» **WHAT NEEDS TO BE DONE**: In the copy, keep every record exact and leave out all images.

» **ENTRIES**:
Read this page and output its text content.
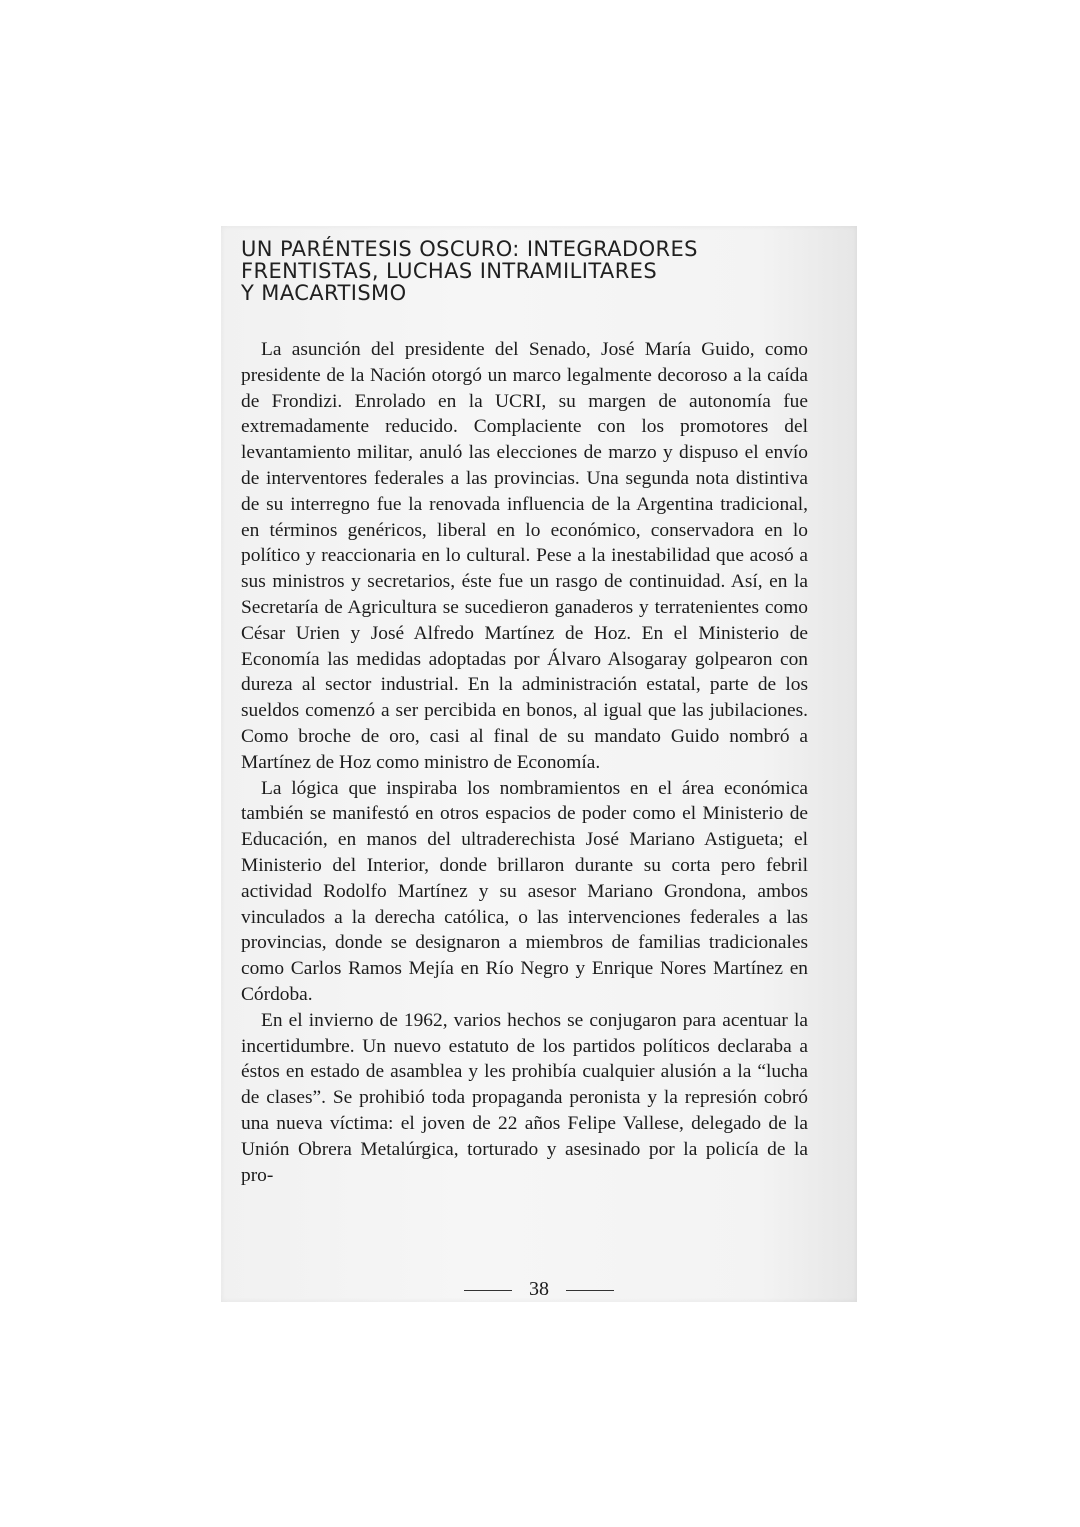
UN PARÉNTESIS OSCURO: INTEGRADORES
FRENTISTAS, LUCHAS INTRAMILITARES
Y MACARTISMO

La asunción del presidente del Senado, José María Guido, como presidente de la Nación otorgó un marco legalmente decoroso a la caída de Frondizi. Enrolado en la UCRI, su margen de autonomía fue extremadamente reducido. Complaciente con los promotores del levantamiento militar, anuló las elecciones de marzo y dispuso el envío de interventores federales a las provincias. Una segunda nota distintiva de su interregno fue la renovada influencia de la Argentina tradicional, en términos genéricos, liberal en lo económico, conservadora en lo político y reaccionaria en lo cultural. Pese a la inestabilidad que acosó a sus ministros y secretarios, éste fue un rasgo de continuidad. Así, en la Secretaría de Agricultura se sucedieron ganaderos y terratenientes como César Urien y José Alfredo Martínez de Hoz. En el Ministerio de Economía las medidas adoptadas por Álvaro Alsogaray golpearon con dureza al sector industrial. En la administración estatal, parte de los sueldos comenzó a ser percibida en bonos, al igual que las jubilaciones. Como broche de oro, casi al final de su mandato Guido nombró a Martínez de Hoz como ministro de Economía.

La lógica que inspiraba los nombramientos en el área económica también se manifestó en otros espacios de poder como el Ministerio de Educación, en manos del ultraderechista José Mariano Astigueta; el Ministerio del Interior, donde brillaron durante su corta pero febril actividad Rodolfo Martínez y su asesor Mariano Grondona, ambos vinculados a la derecha católica, o las intervenciones federales a las provincias, donde se designaron a miembros de familias tradicionales como Carlos Ramos Mejía en Río Negro y Enrique Nores Martínez en Córdoba.

En el invierno de 1962, varios hechos se conjugaron para acentuar la incertidumbre. Un nuevo estatuto de los partidos políticos declaraba a éstos en estado de asamblea y les prohibía cualquier alusión a la “lucha de clases”. Se prohibió toda propaganda peronista y la represión cobró una nueva víctima: el joven de 22 años Felipe Vallese, delegado de la Unión Obrera Metalúrgica, torturado y asesinado por la policía de la pro-

38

» **THE REPLY**:
Read this page and output its text content.
UN PARÉNTESIS OSCURO: INTEGRADORES
FRENTISTAS, LUCHAS INTRAMILITARES
Y MACARTISMO

La asunción del presidente del Senado, José María Guido, como presidente de la Nación otorgó un marco legalmente decoroso a la caída de Frondizi. Enrolado en la UCRI, su margen de autonomía fue extremadamente reducido. Complaciente con los promotores del levantamiento militar, anuló las elecciones de marzo y dispuso el envío de interventores federales a las provincias. Una segunda nota distintiva de su interregno fue la renovada influencia de la Argentina tradicional, en términos genéricos, liberal en lo económico, conservadora en lo político y reaccionaria en lo cultural. Pese a la inestabilidad que acosó a sus ministros y secretarios, éste fue un rasgo de continuidad. Así, en la Secretaría de Agricultura se sucedieron ganaderos y terratenientes como César Urien y José Alfredo Martínez de Hoz. En el Ministerio de Economía las medidas adoptadas por Álvaro Alsogaray golpearon con dureza al sector industrial. En la administración estatal, parte de los sueldos comenzó a ser percibida en bonos, al igual que las jubilaciones. Como broche de oro, casi al final de su mandato Guido nombró a Martínez de Hoz como ministro de Economía.

La lógica que inspiraba los nombramientos en el área económica también se manifestó en otros espacios de poder como el Ministerio de Educación, en manos del ultraderechista José Mariano Astigueta; el Ministerio del Interior, donde brillaron durante su corta pero febril actividad Rodolfo Martínez y su asesor Mariano Grondona, ambos vinculados a la derecha católica, o las intervenciones federales a las provincias, donde se designaron a miembros de familias tradicionales como Carlos Ramos Mejía en Río Negro y Enrique Nores Martínez en Córdoba.

En el invierno de 1962, varios hechos se conjugaron para acentuar la incertidumbre. Un nuevo estatuto de los partidos políticos declaraba a éstos en estado de asamblea y les prohibía cualquier alusión a la “lucha de clases”. Se prohibió toda propaganda peronista y la represión cobró una nueva víctima: el joven de 22 años Felipe Vallese, delegado de la Unión Obrera Metalúrgica, torturado y asesinado por la policía de la pro-

38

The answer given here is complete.